_Short exercise_
Exclude the pictures, then repeat the remaining data exactly.

_Data excerpts_

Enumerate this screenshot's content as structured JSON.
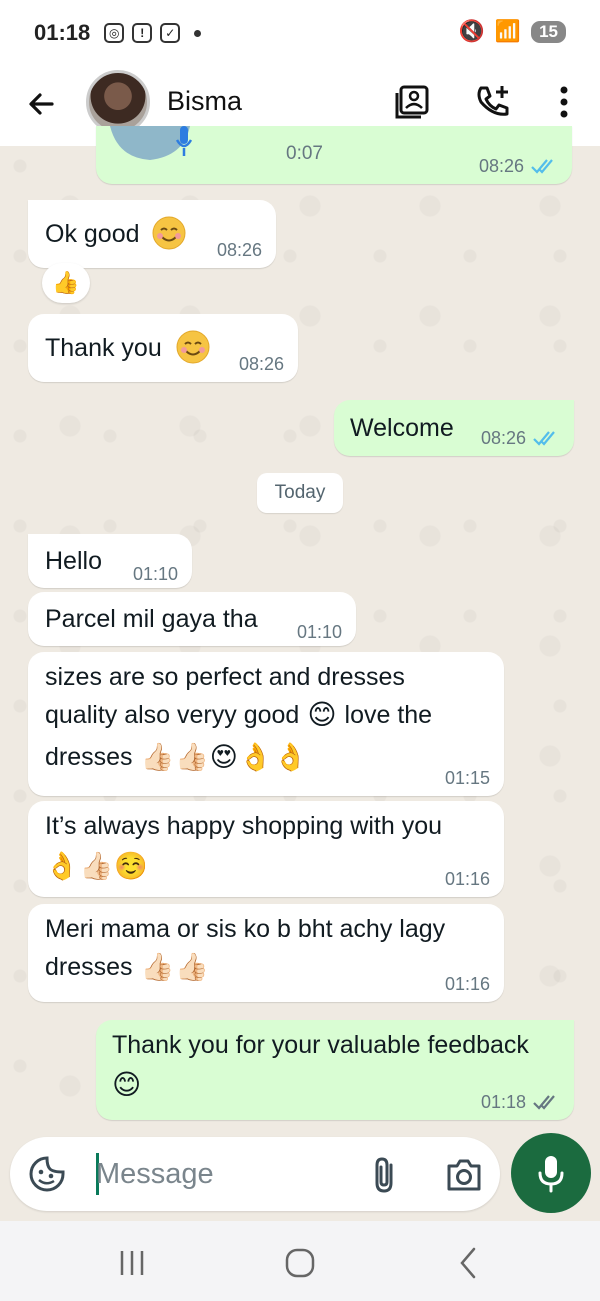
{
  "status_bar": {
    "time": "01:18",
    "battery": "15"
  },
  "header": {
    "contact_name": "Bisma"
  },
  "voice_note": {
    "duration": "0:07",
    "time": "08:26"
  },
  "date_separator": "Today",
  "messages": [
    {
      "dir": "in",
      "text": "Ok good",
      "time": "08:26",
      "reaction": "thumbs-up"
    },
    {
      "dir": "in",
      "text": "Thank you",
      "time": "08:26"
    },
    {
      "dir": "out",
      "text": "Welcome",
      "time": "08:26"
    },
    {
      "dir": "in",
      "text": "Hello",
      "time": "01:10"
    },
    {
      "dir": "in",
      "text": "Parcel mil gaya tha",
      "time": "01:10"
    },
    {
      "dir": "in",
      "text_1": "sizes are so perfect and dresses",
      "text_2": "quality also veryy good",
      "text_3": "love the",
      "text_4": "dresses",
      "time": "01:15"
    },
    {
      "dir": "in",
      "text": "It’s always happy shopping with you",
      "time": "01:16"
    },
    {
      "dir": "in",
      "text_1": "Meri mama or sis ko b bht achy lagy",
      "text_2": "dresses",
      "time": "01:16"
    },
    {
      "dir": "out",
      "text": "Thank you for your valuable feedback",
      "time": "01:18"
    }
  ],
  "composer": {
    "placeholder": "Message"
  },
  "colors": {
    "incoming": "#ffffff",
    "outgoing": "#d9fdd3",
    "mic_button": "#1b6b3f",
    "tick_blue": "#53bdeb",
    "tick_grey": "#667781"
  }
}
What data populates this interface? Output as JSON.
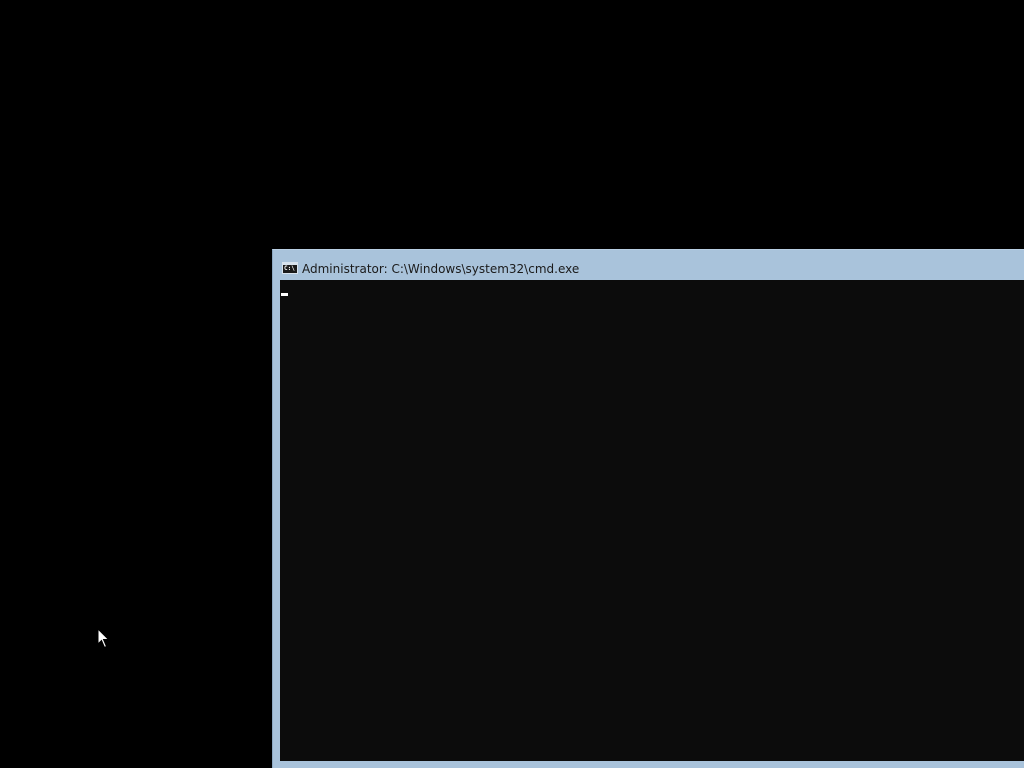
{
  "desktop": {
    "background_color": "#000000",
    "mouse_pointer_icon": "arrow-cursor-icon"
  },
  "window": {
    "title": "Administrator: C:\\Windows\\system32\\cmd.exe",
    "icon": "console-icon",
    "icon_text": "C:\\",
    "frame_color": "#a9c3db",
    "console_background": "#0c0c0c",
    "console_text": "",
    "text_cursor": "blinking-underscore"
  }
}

_Response for this exercise_
Enumerate this screenshot's content as structured JSON.
{
  "status_bar": {
    "time": "01:18",
    "battery": "15"
  },
  "header": {
    "contact_name": "Bisma"
  },
  "voice_note": {
    "duration": "0:07",
    "time": "08:26"
  },
  "date_separator": "Today",
  "messages": [
    {
      "dir": "in",
      "text": "Ok good",
      "time": "08:26",
      "reaction": "thumbs-up"
    },
    {
      "dir": "in",
      "text": "Thank you",
      "time": "08:26"
    },
    {
      "dir": "out",
      "text": "Welcome",
      "time": "08:26"
    },
    {
      "dir": "in",
      "text": "Hello",
      "time": "01:10"
    },
    {
      "dir": "in",
      "text": "Parcel mil gaya tha",
      "time": "01:10"
    },
    {
      "dir": "in",
      "text_1": "sizes are so perfect and dresses",
      "text_2": "quality also veryy good",
      "text_3": "love the",
      "text_4": "dresses",
      "time": "01:15"
    },
    {
      "dir": "in",
      "text": "It’s always happy shopping with you",
      "time": "01:16"
    },
    {
      "dir": "in",
      "text_1": "Meri mama or sis ko b bht achy lagy",
      "text_2": "dresses",
      "time": "01:16"
    },
    {
      "dir": "out",
      "text": "Thank you for your valuable feedback",
      "time": "01:18"
    }
  ],
  "composer": {
    "placeholder": "Message"
  },
  "colors": {
    "incoming": "#ffffff",
    "outgoing": "#d9fdd3",
    "mic_button": "#1b6b3f",
    "tick_blue": "#53bdeb",
    "tick_grey": "#667781"
  }
}
What data populates this interface? Output as JSON.
{
  "desktop": {
    "background_color": "#000000",
    "mouse_pointer_icon": "arrow-cursor-icon"
  },
  "window": {
    "title": "Administrator: C:\\Windows\\system32\\cmd.exe",
    "icon": "console-icon",
    "icon_text": "C:\\",
    "frame_color": "#a9c3db",
    "console_background": "#0c0c0c",
    "console_text": "",
    "text_cursor": "blinking-underscore"
  }
}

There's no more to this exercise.